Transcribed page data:
+++
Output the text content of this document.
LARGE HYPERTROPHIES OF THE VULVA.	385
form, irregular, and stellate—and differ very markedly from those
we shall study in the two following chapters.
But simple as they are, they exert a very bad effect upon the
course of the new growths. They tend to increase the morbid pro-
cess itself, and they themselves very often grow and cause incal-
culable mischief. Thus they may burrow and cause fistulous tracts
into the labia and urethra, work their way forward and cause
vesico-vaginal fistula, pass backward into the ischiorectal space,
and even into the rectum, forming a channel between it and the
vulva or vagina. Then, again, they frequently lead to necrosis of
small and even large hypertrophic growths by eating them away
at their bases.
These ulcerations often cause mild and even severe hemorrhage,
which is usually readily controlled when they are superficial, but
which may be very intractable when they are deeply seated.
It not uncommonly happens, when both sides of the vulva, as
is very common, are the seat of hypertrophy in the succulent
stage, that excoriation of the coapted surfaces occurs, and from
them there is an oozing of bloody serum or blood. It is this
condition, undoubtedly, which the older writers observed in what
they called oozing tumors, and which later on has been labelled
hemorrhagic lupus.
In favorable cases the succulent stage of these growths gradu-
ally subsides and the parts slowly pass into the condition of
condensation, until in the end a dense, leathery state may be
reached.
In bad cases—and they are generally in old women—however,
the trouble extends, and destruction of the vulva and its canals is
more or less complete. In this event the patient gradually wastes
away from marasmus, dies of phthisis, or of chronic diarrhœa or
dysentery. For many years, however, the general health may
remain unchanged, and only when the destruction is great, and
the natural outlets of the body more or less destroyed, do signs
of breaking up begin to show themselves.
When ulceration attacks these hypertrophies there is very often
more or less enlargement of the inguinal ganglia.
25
+++
- [What to do]: Copy out each line of the data containing the string "oozing".

- [Result below]:
them there is an oozing of bloody serum or blood. It is this
they called oozing tumors, and which later on has been labelled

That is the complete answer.